»»

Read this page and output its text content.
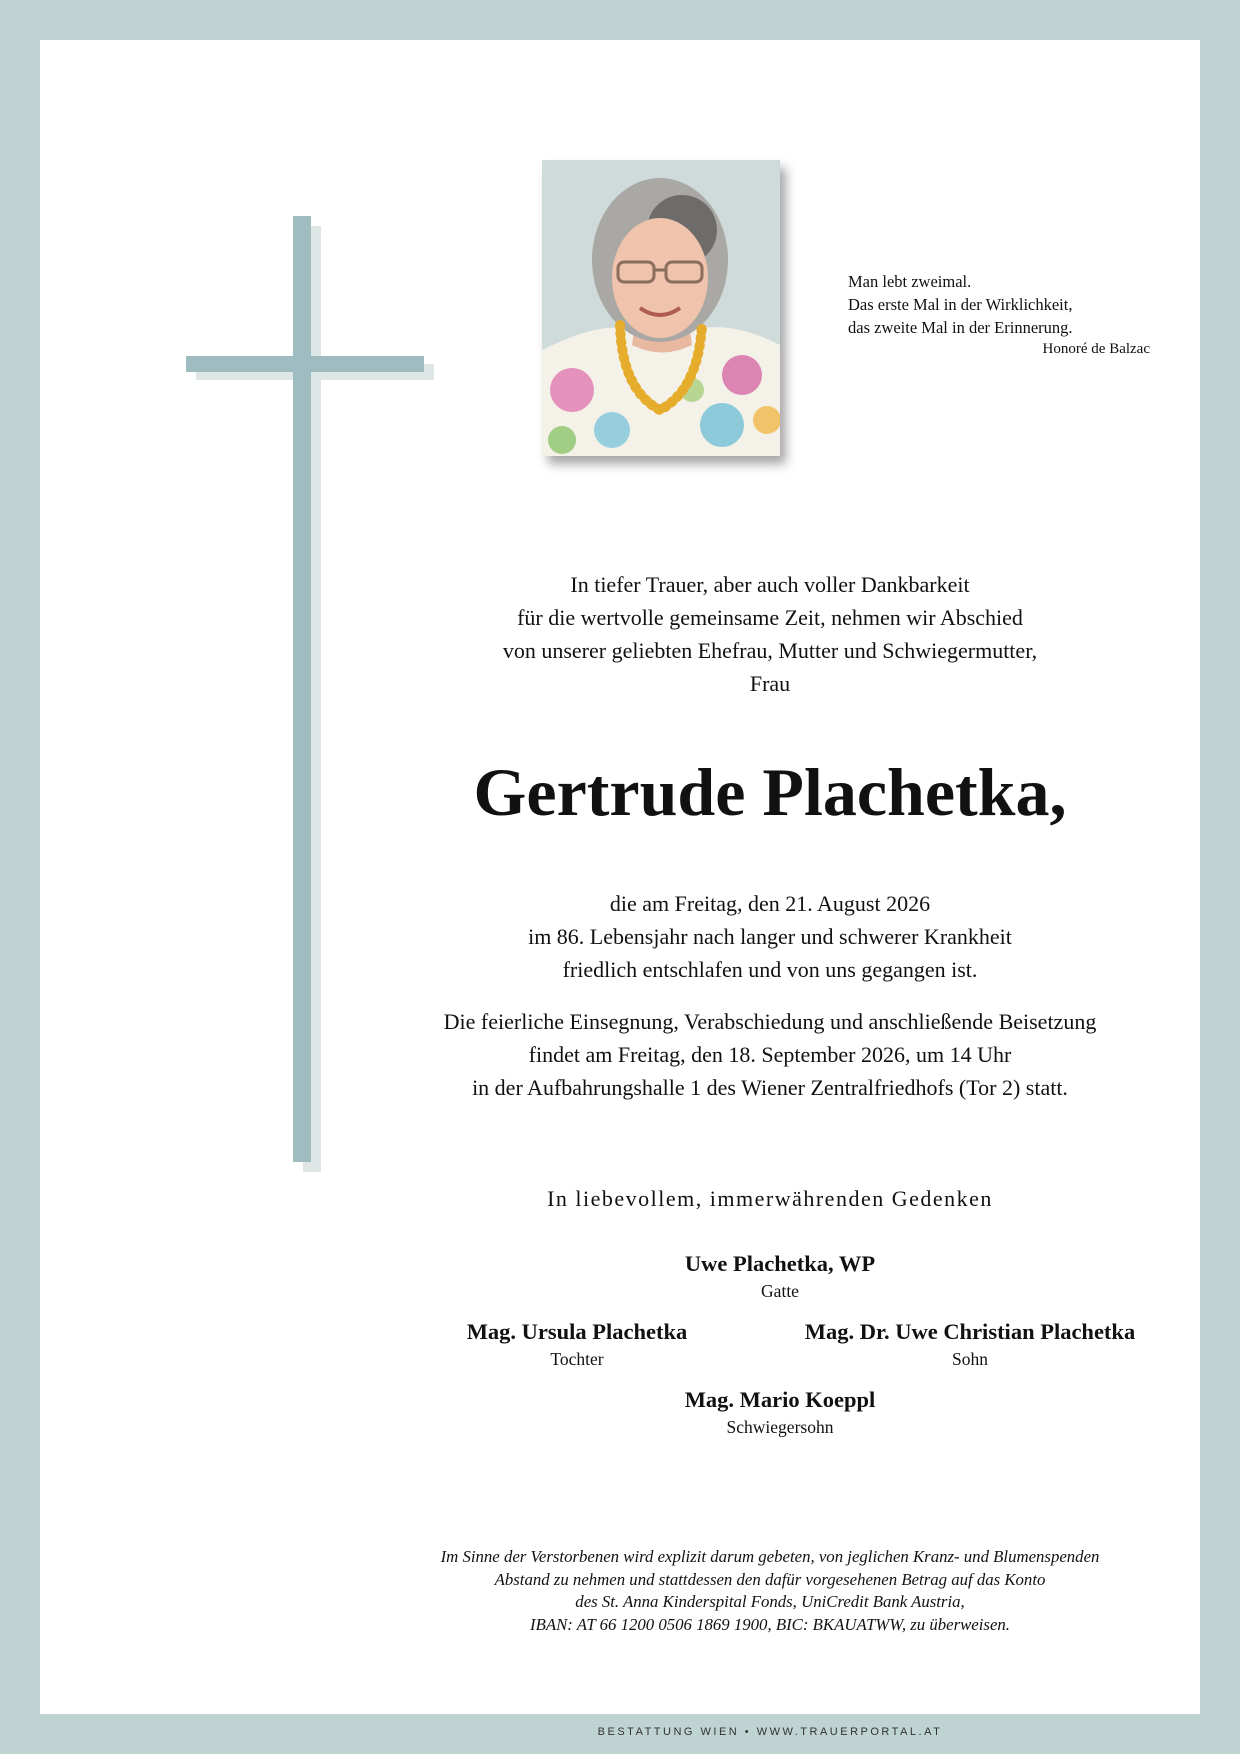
Man lebt zweimal.
Das erste Mal in der Wirklichkeit,
das zweite Mal in der Erinnerung.
Honoré de Balzac
In tiefer Trauer, aber auch voller Dankbarkeit
für die wertvolle gemeinsame Zeit, nehmen wir Abschied
von unserer geliebten Ehefrau, Mutter und Schwiegermutter,
Frau
Gertrude Plachetka,
die am Freitag, den 21. August 2026
im 86. Lebensjahr nach langer und schwerer Krankheit
friedlich entschlafen und von uns gegangen ist.
Die feierliche Einsegnung, Verabschiedung und anschließende Beisetzung
findet am Freitag, den 18. September 2026, um 14 Uhr
in der Aufbahrungshalle 1 des Wiener Zentralfriedhofs (Tor 2) statt.
In liebevollem, immerwährenden Gedenken
Uwe Plachetka, WP
Gatte
Mag. Ursula Plachetka
Tochter
Mag. Dr. Uwe Christian Plachetka
Sohn
Mag. Mario Koeppl
Schwiegersohn
Im Sinne der Verstorbenen wird explizit darum gebeten, von jeglichen Kranz- und Blumenspenden
Abstand zu nehmen und stattdessen den dafür vorgesehenen Betrag auf das Konto
des St. Anna Kinderspital Fonds, UniCredit Bank Austria,
IBAN: AT 66 1200 0506 1869 1900, BIC: BKAUATWW, zu überweisen.
BESTATTUNG WIEN • WWW.TRAUERPORTAL.AT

««

• Problem
Every entry above is to be set down exactly; the pictures are to be left out.

• Response to this exercise
Read this page and output its text content.
Man lebt zweimal.
Das erste Mal in der Wirklichkeit,
das zweite Mal in der Erinnerung.
Honoré de Balzac
In tiefer Trauer, aber auch voller Dankbarkeit
für die wertvolle gemeinsame Zeit, nehmen wir Abschied
von unserer geliebten Ehefrau, Mutter und Schwiegermutter,
Frau
Gertrude Plachetka,
die am Freitag, den 21. August 2026
im 86. Lebensjahr nach langer und schwerer Krankheit
friedlich entschlafen und von uns gegangen ist.
Die feierliche Einsegnung, Verabschiedung und anschließende Beisetzung
findet am Freitag, den 18. September 2026, um 14 Uhr
in der Aufbahrungshalle 1 des Wiener Zentralfriedhofs (Tor 2) statt.
In liebevollem, immerwährenden Gedenken
Uwe Plachetka, WP
Gatte
Mag. Ursula Plachetka
Tochter
Mag. Dr. Uwe Christian Plachetka
Sohn
Mag. Mario Koeppl
Schwiegersohn
Im Sinne der Verstorbenen wird explizit darum gebeten, von jeglichen Kranz- und Blumenspenden
Abstand zu nehmen und stattdessen den dafür vorgesehenen Betrag auf das Konto
des St. Anna Kinderspital Fonds, UniCredit Bank Austria,
IBAN: AT 66 1200 0506 1869 1900, BIC: BKAUATWW, zu überweisen.
BESTATTUNG WIEN • WWW.TRAUERPORTAL.AT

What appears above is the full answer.